- [DATA PROVIDED]:
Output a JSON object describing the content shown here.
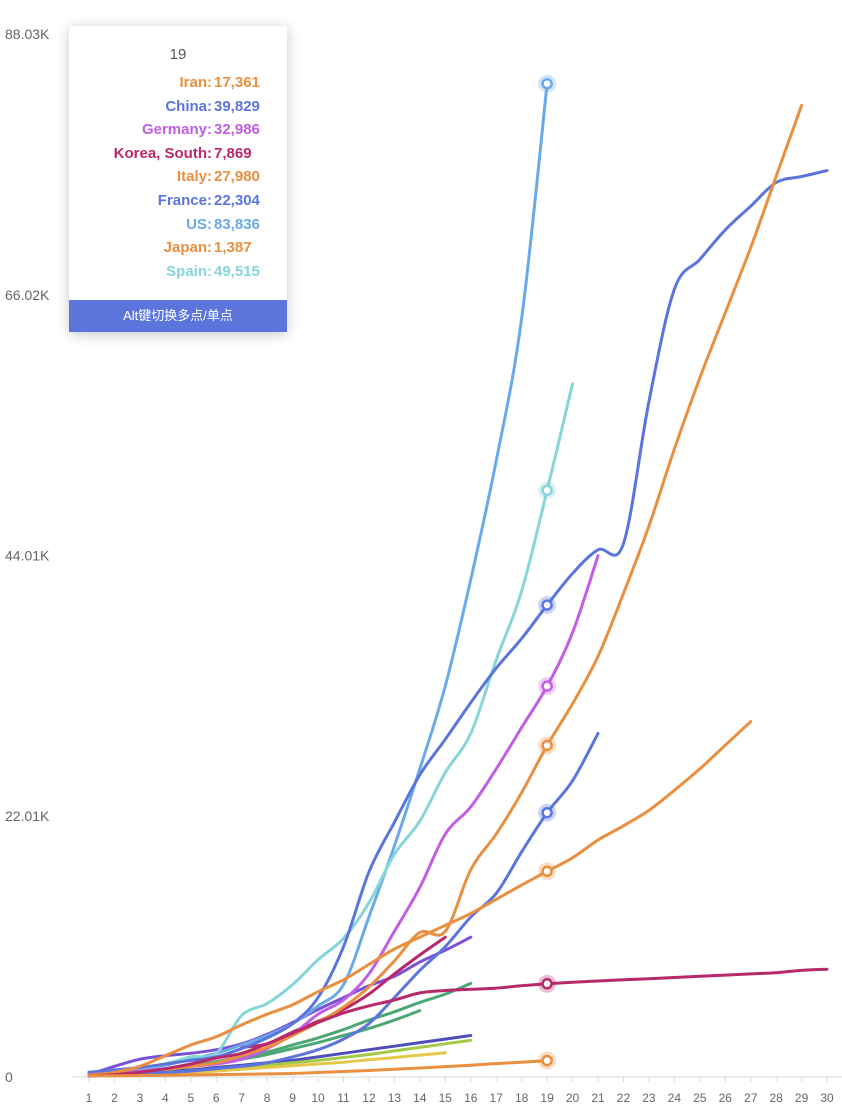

--

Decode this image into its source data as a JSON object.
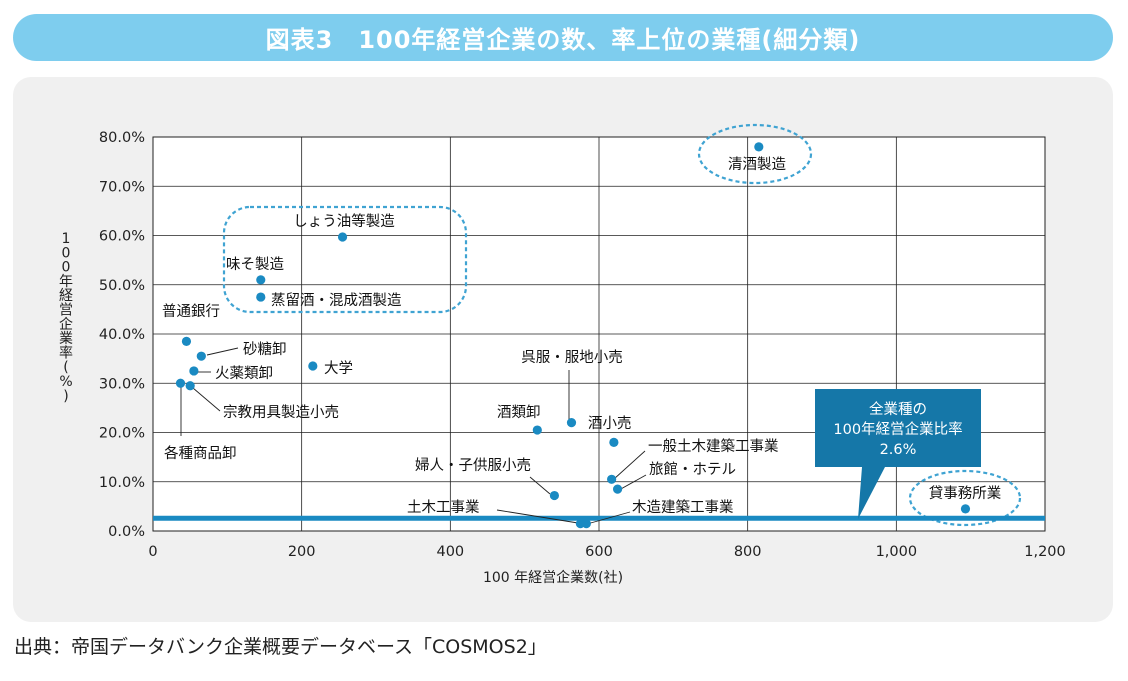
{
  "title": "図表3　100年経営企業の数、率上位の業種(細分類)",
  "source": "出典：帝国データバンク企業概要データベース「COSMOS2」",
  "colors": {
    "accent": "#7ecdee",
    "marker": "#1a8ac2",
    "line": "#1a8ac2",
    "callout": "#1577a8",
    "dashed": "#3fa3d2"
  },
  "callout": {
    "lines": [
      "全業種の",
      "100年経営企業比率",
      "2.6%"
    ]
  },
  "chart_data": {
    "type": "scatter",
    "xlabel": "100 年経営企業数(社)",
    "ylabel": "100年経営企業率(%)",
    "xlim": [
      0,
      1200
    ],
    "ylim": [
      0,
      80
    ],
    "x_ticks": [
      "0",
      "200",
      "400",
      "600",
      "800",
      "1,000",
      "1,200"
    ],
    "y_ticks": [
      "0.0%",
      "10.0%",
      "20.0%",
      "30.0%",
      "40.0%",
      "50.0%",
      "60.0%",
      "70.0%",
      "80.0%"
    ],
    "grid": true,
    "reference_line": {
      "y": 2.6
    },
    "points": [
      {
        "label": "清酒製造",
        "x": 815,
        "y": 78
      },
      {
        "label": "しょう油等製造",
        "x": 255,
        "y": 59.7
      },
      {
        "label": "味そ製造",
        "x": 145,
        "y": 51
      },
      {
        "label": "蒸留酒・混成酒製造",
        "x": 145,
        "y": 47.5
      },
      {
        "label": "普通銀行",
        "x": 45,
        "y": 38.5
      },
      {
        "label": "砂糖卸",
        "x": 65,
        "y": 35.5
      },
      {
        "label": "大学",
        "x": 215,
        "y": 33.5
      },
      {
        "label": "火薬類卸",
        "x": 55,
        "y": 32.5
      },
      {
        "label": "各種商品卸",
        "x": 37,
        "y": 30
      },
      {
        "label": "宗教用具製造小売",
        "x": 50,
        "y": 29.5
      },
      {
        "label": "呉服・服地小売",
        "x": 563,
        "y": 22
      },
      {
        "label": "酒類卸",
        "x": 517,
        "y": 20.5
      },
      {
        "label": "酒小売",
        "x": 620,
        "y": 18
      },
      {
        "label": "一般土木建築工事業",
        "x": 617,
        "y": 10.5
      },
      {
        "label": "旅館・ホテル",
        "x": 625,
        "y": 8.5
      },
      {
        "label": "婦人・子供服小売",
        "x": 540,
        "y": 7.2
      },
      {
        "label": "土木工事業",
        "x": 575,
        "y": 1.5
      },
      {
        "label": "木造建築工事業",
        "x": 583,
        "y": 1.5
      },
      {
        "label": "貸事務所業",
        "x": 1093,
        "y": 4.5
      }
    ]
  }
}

--

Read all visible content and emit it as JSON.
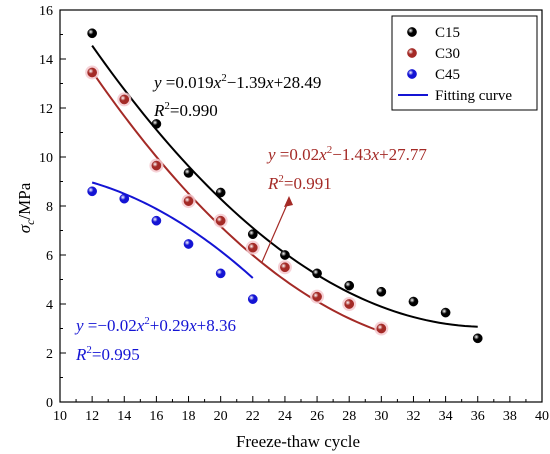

- [WHAT IS EXPECTED]:
Set out every line from the material that contains the string "content".

- [IN RESPONSE]:
Output a JSON object describing the content shown here.
Read all visible content and emit it as JSON.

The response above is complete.